◆ WHAT NEEDS TO BE DONE
Wherever a line below holds the word "短暂春天", copy that line.

Part of a data file
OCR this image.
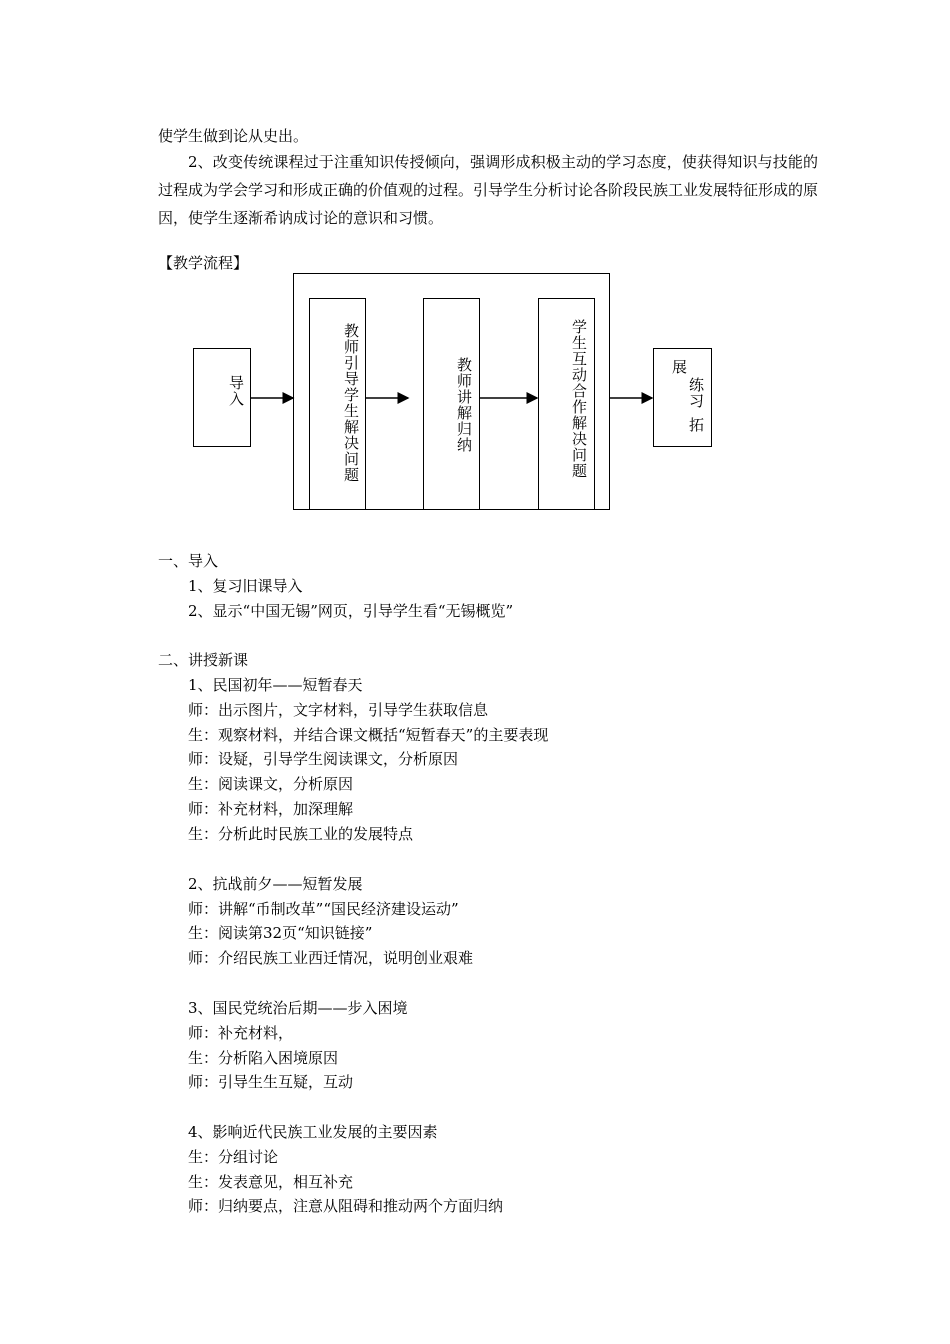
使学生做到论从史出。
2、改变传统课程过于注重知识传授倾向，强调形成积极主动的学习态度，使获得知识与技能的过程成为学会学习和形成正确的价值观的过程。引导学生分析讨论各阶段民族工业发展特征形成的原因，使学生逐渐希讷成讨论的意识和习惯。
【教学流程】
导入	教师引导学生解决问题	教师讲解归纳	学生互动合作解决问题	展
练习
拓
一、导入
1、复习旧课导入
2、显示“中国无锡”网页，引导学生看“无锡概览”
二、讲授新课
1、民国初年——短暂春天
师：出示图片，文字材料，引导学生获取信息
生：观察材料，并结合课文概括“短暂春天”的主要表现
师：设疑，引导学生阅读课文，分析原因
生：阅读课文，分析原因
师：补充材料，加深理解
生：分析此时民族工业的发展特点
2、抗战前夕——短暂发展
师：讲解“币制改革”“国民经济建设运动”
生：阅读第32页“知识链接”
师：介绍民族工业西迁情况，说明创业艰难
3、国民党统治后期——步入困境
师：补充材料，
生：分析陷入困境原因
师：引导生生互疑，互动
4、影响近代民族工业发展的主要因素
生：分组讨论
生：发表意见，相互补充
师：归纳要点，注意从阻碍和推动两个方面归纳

◆ TASK RESULT
1、民国初年——短暂春天
生：观察材料，并结合课文概括“短暂春天”的主要表现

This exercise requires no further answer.